CHALLENGE: Go through the records line by line and work out how many lines hold the word "lead". Answer with the number only.

START

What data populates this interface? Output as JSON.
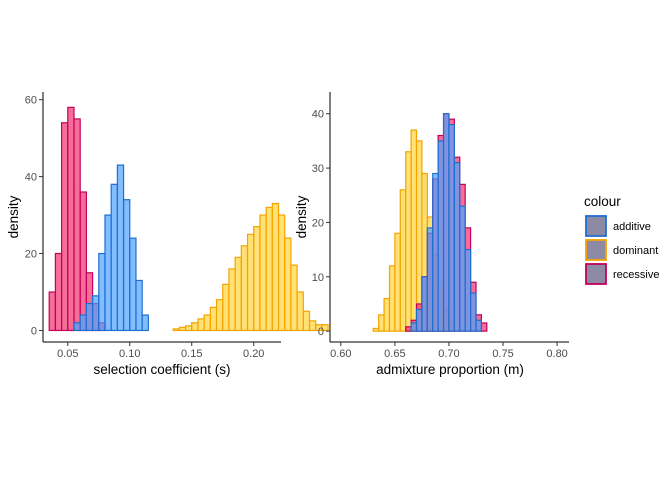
{
  "chart_data": [
    {
      "type": "histogram",
      "xlabel": "selection coefficient (s)",
      "ylabel": "density",
      "xlim": [
        0.03,
        0.222
      ],
      "ylim": [
        -3,
        62
      ],
      "xticks": [
        0.05,
        0.1,
        0.15,
        0.2
      ],
      "xtick_labels": [
        "0.05",
        "0.10",
        "0.15",
        "0.20"
      ],
      "yticks": [
        0,
        20,
        40,
        60
      ],
      "ytick_labels": [
        "0",
        "20",
        "40",
        "60"
      ],
      "grid": false,
      "bin_width": 0.005,
      "series": [
        {
          "name": "recessive",
          "bin_start": 0.035,
          "values": [
            10,
            20,
            54,
            58,
            55,
            36,
            15,
            7,
            2
          ]
        },
        {
          "name": "additive",
          "bin_start": 0.055,
          "values": [
            2,
            4,
            7,
            9,
            20,
            30,
            38,
            43,
            34,
            24,
            13,
            4
          ]
        },
        {
          "name": "dominant",
          "bin_start": 0.135,
          "values": [
            0.4,
            0.8,
            1.2,
            2,
            3,
            4,
            6,
            8,
            12,
            16,
            19,
            22,
            25,
            27,
            30,
            32,
            33,
            30,
            24,
            17,
            10,
            5,
            2.5,
            1.5,
            1.5
          ]
        }
      ]
    },
    {
      "type": "histogram",
      "xlabel": "admixture proportion (m)",
      "ylabel": "density",
      "xlim": [
        0.59,
        0.811
      ],
      "ylim": [
        -2,
        44
      ],
      "xticks": [
        0.6,
        0.65,
        0.7,
        0.75,
        0.8
      ],
      "xtick_labels": [
        "0.60",
        "0.65",
        "0.70",
        "0.75",
        "0.80"
      ],
      "yticks": [
        0,
        10,
        20,
        30,
        40
      ],
      "ytick_labels": [
        "0",
        "10",
        "20",
        "30",
        "40"
      ],
      "grid": false,
      "bin_width": 0.005,
      "series": [
        {
          "name": "dominant",
          "bin_start": 0.63,
          "values": [
            0.5,
            3,
            6,
            12,
            18,
            26,
            33,
            37,
            35,
            29,
            21,
            14,
            8,
            4,
            2
          ]
        },
        {
          "name": "recessive",
          "bin_start": 0.66,
          "values": [
            0.8,
            2,
            5,
            10,
            18,
            28,
            36,
            40,
            39,
            32,
            27,
            19,
            9,
            3,
            1.5
          ]
        },
        {
          "name": "additive",
          "bin_start": 0.665,
          "values": [
            1.5,
            4,
            10,
            19,
            29,
            35,
            40,
            38,
            31,
            23,
            15,
            7,
            2
          ]
        }
      ]
    }
  ],
  "legend": {
    "title": "colour",
    "placement": "right",
    "items": [
      {
        "label": "additive",
        "key": "additive"
      },
      {
        "label": "dominant",
        "key": "dominant"
      },
      {
        "label": "recessive",
        "key": "recessive"
      }
    ]
  },
  "colors": {
    "additive": {
      "fill": "#4da3ff",
      "stroke": "#1f6fd1"
    },
    "dominant": {
      "fill": "#ffd43b",
      "stroke": "#f5a300"
    },
    "recessive": {
      "fill": "#f0306d",
      "stroke": "#c4005a"
    },
    "legend_key_fill": "#8d8aa6",
    "fill_opacity": 0.7
  }
}
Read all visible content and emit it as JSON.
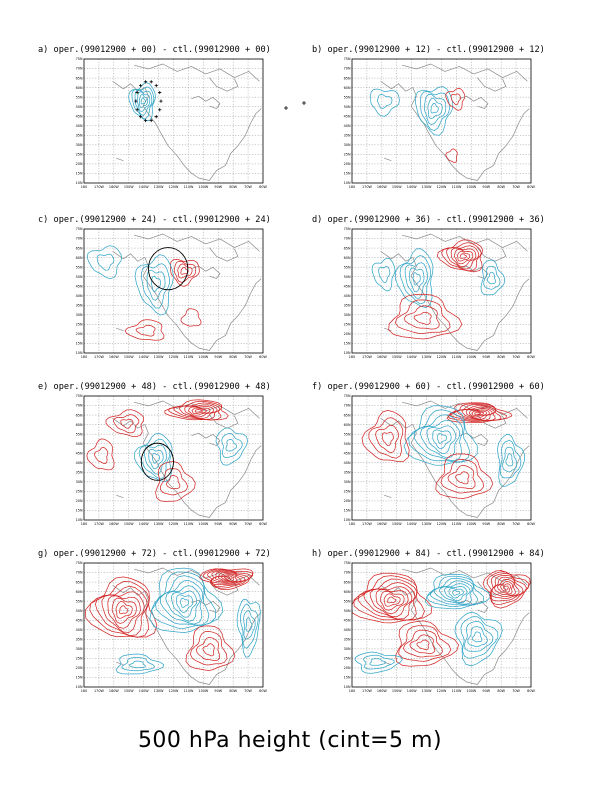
{
  "figure": {
    "main_title": "500 hPa height (cint=5 m)",
    "colors": {
      "positive": "#d42a2a",
      "negative": "#35a7c9",
      "coast": "#8a8a8a"
    },
    "lon_ticks": [
      "180",
      "170W",
      "160W",
      "150W",
      "140W",
      "130W",
      "120W",
      "110W",
      "100W",
      "90W",
      "80W",
      "70W",
      "60W"
    ],
    "lat_ticks": [
      "75N",
      "70N",
      "65N",
      "60N",
      "55N",
      "50N",
      "45N",
      "40N",
      "35N",
      "30N",
      "25N",
      "20N",
      "15N",
      "10N"
    ],
    "panels": [
      {
        "id": "a",
        "title": "a) oper.(99012900 + 00) - ctl.(99012900 + 00)",
        "lead": 0
      },
      {
        "id": "b",
        "title": "b) oper.(99012900 + 12) - ctl.(99012900 + 12)",
        "lead": 12
      },
      {
        "id": "c",
        "title": "c) oper.(99012900 + 24) - ctl.(99012900 + 24)",
        "lead": 24
      },
      {
        "id": "d",
        "title": "d) oper.(99012900 + 36) - ctl.(99012900 + 36)",
        "lead": 36
      },
      {
        "id": "e",
        "title": "e) oper.(99012900 + 48) - ctl.(99012900 + 48)",
        "lead": 48
      },
      {
        "id": "f",
        "title": "f) oper.(99012900 + 60) - ctl.(99012900 + 60)",
        "lead": 60
      },
      {
        "id": "g",
        "title": "g) oper.(99012900 + 72) - ctl.(99012900 + 72)",
        "lead": 72
      },
      {
        "id": "h",
        "title": "h) oper.(99012900 + 84) - ctl.(99012900 + 84)",
        "lead": 84
      }
    ]
  }
}
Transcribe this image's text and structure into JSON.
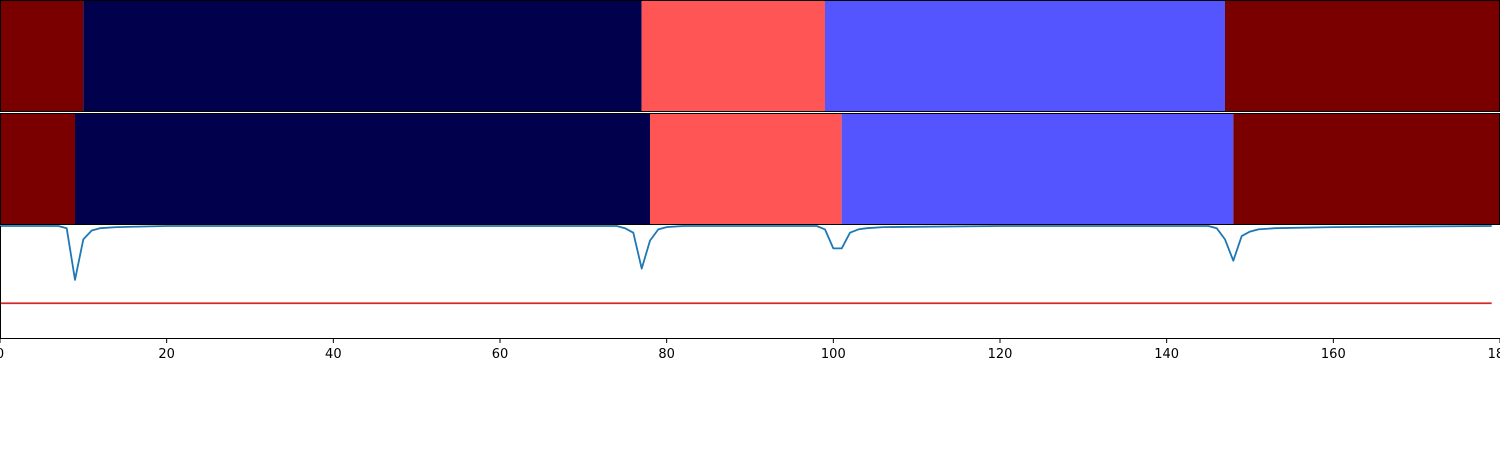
{
  "chart_data": [
    {
      "type": "bar",
      "orientation": "horizontal-segments",
      "panel": "row-1",
      "xlim": [
        0,
        180
      ],
      "segments": [
        {
          "start": 0,
          "end": 10,
          "color": "#7a0000"
        },
        {
          "start": 10,
          "end": 77,
          "color": "#00004d"
        },
        {
          "start": 77,
          "end": 99,
          "color": "#ff5555"
        },
        {
          "start": 99,
          "end": 147,
          "color": "#5555ff"
        },
        {
          "start": 147,
          "end": 180,
          "color": "#7a0000"
        }
      ]
    },
    {
      "type": "bar",
      "orientation": "horizontal-segments",
      "panel": "row-2",
      "xlim": [
        0,
        180
      ],
      "segments": [
        {
          "start": 0,
          "end": 9,
          "color": "#7a0000"
        },
        {
          "start": 9,
          "end": 78,
          "color": "#00004d"
        },
        {
          "start": 78,
          "end": 101,
          "color": "#ff5555"
        },
        {
          "start": 101,
          "end": 148,
          "color": "#5555ff"
        },
        {
          "start": 148,
          "end": 180,
          "color": "#7a0000"
        }
      ]
    },
    {
      "type": "line",
      "panel": "row-3",
      "xlim": [
        0,
        180
      ],
      "ylim": [
        -1.0,
        0.0
      ],
      "grid": false,
      "series": [
        {
          "color": "#1f77b4",
          "x": [
            0,
            7,
            8,
            9,
            10,
            11,
            12,
            14,
            20,
            60,
            74,
            75,
            76,
            77,
            78,
            79,
            80,
            82,
            90,
            98,
            99,
            100,
            101,
            102,
            103,
            104,
            106,
            120,
            145,
            146,
            147,
            148,
            149,
            150,
            151,
            153,
            160,
            179
          ],
          "y": [
            0.0,
            0.0,
            -0.02,
            -0.48,
            -0.12,
            -0.04,
            -0.02,
            -0.01,
            0.0,
            0.0,
            0.0,
            -0.02,
            -0.06,
            -0.38,
            -0.13,
            -0.03,
            -0.01,
            0.0,
            0.0,
            0.0,
            -0.03,
            -0.2,
            -0.2,
            -0.06,
            -0.03,
            -0.02,
            -0.01,
            0.0,
            0.0,
            -0.02,
            -0.12,
            -0.31,
            -0.09,
            -0.05,
            -0.03,
            -0.02,
            -0.01,
            0.0
          ]
        }
      ],
      "hlines": [
        {
          "y": -0.69,
          "color": "#d62728"
        }
      ]
    }
  ],
  "xaxis": {
    "ticks": [
      {
        "value": 0,
        "label": "0"
      },
      {
        "value": 20,
        "label": "20"
      },
      {
        "value": 40,
        "label": "40"
      },
      {
        "value": 60,
        "label": "60"
      },
      {
        "value": 80,
        "label": "80"
      },
      {
        "value": 100,
        "label": "100"
      },
      {
        "value": 120,
        "label": "120"
      },
      {
        "value": 140,
        "label": "140"
      },
      {
        "value": 160,
        "label": "160"
      },
      {
        "value": 180,
        "label": "180"
      }
    ]
  }
}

END

EXERCISE SOLUTION: 8